Exercise instructions:
Wherever the word "услуг" appears in a line, copy that line.
__________
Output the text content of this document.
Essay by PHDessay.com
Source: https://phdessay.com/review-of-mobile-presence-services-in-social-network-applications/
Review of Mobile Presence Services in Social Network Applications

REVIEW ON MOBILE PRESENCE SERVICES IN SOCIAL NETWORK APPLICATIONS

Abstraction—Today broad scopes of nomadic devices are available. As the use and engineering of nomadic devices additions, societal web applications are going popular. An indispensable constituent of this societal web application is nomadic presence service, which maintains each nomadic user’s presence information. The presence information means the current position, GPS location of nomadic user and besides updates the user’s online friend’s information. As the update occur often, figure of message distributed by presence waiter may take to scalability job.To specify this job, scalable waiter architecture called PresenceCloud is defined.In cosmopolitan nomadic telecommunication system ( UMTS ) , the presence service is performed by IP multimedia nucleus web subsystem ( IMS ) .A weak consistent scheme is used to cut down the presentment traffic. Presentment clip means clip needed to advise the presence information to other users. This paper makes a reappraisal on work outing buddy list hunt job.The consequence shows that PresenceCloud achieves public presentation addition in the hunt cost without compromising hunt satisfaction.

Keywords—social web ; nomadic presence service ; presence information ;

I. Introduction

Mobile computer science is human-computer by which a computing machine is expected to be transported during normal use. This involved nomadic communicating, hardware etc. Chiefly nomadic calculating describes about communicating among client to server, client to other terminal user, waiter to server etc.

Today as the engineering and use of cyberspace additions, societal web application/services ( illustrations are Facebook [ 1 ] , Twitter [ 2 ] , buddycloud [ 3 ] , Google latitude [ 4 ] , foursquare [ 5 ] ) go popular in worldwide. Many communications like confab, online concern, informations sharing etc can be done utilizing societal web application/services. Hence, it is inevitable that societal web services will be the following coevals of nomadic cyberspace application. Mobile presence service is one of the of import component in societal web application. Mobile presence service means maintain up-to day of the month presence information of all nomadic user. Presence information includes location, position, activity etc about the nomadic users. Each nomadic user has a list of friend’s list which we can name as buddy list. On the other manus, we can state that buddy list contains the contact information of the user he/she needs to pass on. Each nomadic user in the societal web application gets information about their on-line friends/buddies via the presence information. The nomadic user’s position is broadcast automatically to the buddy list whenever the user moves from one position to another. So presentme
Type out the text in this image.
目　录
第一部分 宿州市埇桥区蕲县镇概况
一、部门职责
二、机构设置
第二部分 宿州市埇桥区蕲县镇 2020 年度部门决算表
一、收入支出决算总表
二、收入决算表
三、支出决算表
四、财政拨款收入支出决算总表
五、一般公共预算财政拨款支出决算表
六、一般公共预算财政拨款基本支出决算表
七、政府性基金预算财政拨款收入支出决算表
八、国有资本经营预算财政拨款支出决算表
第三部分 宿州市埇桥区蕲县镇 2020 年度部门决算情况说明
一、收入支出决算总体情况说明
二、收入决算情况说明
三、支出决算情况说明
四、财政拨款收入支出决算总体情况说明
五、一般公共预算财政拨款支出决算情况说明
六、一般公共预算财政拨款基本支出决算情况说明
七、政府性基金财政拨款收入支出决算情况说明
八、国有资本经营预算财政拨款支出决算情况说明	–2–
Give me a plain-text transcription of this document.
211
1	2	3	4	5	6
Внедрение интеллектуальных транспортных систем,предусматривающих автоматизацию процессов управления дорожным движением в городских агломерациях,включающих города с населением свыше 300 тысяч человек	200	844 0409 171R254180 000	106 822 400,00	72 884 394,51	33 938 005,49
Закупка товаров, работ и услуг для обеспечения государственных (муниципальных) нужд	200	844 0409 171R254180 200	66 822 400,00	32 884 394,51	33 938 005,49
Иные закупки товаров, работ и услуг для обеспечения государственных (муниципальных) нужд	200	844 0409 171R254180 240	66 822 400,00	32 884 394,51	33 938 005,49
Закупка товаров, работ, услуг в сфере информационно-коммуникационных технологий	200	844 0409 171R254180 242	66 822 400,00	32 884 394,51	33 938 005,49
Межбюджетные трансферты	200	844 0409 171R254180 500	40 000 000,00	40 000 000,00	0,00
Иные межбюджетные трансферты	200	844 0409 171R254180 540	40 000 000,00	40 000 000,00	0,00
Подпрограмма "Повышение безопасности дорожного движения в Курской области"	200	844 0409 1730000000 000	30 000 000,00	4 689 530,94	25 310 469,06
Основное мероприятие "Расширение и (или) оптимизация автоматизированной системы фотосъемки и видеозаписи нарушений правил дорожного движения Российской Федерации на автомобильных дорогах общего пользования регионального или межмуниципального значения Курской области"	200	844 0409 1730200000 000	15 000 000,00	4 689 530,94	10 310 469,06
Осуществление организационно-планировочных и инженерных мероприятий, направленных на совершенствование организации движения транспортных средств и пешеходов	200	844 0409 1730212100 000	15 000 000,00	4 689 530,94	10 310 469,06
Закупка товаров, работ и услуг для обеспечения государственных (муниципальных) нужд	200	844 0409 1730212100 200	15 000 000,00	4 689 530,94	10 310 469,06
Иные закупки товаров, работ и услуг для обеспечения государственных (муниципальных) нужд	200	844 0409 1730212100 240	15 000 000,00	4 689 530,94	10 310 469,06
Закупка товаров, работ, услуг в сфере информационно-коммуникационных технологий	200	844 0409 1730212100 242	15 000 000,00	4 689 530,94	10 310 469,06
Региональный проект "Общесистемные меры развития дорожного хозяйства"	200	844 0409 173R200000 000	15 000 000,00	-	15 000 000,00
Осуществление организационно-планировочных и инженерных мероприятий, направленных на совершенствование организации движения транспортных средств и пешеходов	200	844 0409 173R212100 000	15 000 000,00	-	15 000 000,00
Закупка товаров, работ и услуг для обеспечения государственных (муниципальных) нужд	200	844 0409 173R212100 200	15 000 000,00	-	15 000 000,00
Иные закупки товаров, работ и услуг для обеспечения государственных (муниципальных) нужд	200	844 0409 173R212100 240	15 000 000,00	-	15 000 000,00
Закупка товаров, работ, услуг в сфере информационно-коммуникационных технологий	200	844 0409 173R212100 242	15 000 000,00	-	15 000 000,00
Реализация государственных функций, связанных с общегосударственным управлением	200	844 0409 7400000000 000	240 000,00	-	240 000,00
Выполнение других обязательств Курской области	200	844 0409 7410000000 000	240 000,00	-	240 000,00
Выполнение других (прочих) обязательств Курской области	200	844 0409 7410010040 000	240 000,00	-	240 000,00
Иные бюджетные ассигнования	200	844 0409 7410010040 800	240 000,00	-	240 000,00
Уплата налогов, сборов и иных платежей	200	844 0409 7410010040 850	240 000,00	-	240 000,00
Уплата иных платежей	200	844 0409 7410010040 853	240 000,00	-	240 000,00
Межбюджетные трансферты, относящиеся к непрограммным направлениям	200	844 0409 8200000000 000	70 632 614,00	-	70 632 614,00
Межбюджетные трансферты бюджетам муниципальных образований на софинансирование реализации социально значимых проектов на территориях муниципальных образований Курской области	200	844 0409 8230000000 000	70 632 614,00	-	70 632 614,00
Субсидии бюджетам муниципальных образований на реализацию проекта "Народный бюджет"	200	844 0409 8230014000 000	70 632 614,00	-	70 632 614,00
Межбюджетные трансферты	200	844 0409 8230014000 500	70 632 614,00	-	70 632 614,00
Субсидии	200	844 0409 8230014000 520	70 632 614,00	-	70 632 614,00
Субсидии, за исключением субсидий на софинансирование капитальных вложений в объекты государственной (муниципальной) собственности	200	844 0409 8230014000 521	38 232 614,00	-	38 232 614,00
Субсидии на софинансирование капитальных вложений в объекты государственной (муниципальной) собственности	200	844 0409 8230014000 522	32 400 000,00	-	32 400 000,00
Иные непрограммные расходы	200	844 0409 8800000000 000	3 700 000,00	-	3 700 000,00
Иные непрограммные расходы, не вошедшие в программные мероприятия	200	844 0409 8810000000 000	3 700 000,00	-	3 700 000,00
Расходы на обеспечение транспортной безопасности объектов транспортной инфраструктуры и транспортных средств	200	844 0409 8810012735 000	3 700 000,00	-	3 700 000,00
__________
Expected answer:
Закупка товаров, работ и услуг для обеспечения государственных (муниципальных) нужд	200	844 0409 171R254180 200	66 822 400,00	32 884 394,51	33 938 005,49
Иные закупки товаров, работ и услуг для обеспечения государственных (муниципальных) нужд	200	844 0409 171R254180 240	66 822 400,00	32 884 394,51	33 938 005,49
Закупка товаров, работ, услуг в сфере информационно-коммуникационных технологий	200	844 0409 171R254180 242	66 822 400,00	32 884 394,51	33 938 005,49
Закупка товаров, работ и услуг для обеспечения государственных (муниципальных) нужд	200	844 0409 1730212100 200	15 000 000,00	4 689 530,94	10 310 469,06
Иные закупки товаров, работ и услуг для обеспечения государственных (муниципальных) нужд	200	844 0409 1730212100 240	15 000 000,00	4 689 530,94	10 310 469,06
Закупка товаров, работ, услуг в сфере информационно-коммуникационных технологий	200	844 0409 1730212100 242	15 000 000,00	4 689 530,94	10 310 469,06
Закупка товаров, работ и услуг для обеспечения государственных (муниципальных) нужд	200	844 0409 173R212100 200	15 000 000,00	-	15 000 000,00
Иные закупки товаров, работ и услуг для обеспечения государственных (муниципальных) нужд	200	844 0409 173R212100 240	15 000 000,00	-	15 000 000,00
Закупка товаров, работ, услуг в сфере информационно-коммуникационных технологий	200	844 0409 173R212100 242	15 000 000,00	-	15 000 000,00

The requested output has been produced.